What you need to do ▸ Answer with a single number, the count of lines holding the word "marker".

>> begin Records to process

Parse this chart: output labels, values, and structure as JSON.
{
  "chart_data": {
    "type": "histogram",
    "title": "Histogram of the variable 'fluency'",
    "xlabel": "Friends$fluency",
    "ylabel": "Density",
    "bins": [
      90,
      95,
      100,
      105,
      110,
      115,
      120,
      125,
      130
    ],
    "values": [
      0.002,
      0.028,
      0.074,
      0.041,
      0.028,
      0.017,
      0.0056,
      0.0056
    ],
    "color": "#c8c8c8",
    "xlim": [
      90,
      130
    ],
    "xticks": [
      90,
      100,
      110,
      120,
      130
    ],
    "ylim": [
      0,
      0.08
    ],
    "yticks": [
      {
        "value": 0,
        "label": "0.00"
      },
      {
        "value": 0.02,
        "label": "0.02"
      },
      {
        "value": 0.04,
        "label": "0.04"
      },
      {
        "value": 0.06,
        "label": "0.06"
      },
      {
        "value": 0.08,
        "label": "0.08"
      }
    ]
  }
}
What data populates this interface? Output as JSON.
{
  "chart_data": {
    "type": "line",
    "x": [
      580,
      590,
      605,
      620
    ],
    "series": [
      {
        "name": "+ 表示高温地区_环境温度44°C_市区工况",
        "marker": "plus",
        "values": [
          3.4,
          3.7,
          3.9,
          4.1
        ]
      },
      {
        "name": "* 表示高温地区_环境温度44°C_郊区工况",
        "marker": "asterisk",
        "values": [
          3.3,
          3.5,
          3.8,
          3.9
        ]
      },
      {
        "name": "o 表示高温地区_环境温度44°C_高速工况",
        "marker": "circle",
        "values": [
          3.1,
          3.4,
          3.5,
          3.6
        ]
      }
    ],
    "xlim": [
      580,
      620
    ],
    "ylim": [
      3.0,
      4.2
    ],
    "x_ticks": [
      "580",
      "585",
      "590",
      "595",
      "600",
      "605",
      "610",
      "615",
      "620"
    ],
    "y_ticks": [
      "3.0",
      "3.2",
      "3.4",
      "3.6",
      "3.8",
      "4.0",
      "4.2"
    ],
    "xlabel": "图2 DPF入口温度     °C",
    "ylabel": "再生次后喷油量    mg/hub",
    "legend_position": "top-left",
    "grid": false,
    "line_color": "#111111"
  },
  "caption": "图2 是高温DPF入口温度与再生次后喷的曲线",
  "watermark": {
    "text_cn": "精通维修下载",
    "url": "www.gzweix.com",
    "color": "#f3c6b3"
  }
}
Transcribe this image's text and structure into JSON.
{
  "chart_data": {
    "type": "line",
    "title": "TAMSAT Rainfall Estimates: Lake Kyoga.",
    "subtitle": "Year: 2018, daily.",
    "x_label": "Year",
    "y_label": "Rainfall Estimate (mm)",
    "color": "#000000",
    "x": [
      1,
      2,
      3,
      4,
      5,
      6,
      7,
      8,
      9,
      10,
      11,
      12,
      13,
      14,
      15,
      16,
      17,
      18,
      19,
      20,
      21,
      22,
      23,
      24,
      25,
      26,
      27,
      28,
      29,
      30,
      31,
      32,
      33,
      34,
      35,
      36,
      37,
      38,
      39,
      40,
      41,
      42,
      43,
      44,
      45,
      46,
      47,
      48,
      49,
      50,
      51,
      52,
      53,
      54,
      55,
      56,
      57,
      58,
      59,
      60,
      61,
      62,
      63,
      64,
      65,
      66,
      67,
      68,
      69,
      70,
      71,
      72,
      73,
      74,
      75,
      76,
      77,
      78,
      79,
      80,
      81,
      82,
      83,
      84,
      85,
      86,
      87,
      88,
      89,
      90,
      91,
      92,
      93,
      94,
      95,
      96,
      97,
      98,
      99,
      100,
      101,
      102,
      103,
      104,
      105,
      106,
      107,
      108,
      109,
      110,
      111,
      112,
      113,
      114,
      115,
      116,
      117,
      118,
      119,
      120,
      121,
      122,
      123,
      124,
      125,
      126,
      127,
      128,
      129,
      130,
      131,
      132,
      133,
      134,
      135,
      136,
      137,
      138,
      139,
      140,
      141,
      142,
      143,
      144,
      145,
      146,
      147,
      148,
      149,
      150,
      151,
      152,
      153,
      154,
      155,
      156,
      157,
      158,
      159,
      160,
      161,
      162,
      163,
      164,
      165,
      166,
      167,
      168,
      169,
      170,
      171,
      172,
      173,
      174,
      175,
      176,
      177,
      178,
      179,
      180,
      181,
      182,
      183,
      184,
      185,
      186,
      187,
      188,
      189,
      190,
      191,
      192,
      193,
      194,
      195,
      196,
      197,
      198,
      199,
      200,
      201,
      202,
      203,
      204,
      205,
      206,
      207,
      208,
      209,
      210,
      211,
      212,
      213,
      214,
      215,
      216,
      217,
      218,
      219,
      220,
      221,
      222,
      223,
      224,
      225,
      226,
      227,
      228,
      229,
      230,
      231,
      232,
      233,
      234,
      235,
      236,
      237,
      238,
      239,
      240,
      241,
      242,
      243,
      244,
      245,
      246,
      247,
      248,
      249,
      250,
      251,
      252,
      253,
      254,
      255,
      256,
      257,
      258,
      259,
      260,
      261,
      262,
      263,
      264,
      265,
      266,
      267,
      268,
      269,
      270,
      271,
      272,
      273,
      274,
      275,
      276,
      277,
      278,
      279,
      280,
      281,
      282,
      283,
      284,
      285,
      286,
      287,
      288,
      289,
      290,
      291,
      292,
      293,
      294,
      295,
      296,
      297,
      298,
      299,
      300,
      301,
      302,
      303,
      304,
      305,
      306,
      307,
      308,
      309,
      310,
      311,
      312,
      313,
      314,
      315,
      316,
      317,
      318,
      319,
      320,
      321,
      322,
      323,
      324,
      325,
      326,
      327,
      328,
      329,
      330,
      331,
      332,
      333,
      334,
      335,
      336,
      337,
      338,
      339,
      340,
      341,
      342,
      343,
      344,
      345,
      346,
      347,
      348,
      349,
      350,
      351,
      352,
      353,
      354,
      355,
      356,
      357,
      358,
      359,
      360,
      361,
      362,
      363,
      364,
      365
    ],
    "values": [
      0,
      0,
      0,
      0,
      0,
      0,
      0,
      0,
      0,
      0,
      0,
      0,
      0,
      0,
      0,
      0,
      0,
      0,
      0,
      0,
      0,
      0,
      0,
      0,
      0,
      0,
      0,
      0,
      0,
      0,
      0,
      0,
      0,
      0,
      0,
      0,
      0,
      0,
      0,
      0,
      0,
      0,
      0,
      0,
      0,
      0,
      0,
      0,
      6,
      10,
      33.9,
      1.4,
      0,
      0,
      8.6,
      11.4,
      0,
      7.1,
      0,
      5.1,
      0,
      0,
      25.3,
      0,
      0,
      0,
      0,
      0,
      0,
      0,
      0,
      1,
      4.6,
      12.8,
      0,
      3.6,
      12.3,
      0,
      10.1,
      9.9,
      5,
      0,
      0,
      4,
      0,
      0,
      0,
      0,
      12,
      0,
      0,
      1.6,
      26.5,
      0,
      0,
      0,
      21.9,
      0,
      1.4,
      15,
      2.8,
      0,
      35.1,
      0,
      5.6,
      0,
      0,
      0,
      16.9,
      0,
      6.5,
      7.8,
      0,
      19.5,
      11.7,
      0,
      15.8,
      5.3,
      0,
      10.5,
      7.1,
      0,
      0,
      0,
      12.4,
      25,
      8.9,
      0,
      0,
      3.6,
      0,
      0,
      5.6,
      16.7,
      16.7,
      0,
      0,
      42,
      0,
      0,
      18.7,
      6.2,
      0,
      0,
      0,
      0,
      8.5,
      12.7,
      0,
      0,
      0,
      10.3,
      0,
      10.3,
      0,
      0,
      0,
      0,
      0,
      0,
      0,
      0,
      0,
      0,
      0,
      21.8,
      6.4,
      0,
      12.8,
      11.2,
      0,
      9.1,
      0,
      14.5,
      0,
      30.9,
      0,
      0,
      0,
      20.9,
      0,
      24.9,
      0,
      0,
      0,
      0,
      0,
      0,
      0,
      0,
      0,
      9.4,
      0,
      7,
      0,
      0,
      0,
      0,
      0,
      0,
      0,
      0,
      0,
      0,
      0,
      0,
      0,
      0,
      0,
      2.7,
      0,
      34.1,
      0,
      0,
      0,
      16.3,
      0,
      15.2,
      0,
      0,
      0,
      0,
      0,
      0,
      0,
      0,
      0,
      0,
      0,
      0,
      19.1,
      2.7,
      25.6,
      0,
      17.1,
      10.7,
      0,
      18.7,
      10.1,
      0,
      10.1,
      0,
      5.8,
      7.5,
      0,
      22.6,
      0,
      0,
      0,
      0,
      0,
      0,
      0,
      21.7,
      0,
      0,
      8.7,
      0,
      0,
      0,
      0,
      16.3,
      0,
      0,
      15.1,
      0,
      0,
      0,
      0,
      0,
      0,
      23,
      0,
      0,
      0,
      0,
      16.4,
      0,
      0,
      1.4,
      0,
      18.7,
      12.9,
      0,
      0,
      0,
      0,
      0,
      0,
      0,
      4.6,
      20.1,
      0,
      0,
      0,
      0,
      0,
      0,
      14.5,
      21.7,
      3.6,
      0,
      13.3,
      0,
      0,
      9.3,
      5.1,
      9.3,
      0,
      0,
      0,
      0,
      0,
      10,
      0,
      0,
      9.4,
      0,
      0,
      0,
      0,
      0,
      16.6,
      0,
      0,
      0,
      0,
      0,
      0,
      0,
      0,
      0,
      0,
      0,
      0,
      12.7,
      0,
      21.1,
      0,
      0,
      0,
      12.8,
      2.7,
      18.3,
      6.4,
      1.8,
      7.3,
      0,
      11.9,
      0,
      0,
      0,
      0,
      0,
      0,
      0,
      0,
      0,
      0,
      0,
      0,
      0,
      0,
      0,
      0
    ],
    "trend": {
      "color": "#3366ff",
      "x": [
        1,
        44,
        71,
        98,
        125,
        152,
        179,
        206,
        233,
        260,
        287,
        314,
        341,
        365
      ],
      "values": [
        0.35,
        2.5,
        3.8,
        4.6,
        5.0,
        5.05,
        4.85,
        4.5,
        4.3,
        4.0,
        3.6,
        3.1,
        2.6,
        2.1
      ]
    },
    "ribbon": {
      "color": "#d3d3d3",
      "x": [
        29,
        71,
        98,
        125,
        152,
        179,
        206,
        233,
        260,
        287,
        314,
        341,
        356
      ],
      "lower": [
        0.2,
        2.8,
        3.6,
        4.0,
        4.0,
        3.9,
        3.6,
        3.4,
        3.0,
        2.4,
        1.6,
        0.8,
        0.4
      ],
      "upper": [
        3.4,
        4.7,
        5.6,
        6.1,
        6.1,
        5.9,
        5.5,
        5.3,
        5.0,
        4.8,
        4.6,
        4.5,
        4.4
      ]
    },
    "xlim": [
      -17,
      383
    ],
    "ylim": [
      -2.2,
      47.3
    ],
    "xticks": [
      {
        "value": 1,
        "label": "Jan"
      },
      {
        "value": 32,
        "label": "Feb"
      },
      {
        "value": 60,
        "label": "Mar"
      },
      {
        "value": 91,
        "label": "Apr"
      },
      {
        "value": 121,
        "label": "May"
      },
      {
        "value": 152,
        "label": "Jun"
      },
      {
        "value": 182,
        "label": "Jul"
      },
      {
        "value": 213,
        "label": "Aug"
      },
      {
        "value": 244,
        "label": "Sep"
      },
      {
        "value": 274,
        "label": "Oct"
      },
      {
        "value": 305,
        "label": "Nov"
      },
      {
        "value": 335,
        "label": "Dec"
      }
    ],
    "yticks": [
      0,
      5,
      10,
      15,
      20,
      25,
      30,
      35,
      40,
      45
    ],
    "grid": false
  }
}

>> end Records to process

Task response ▸ 3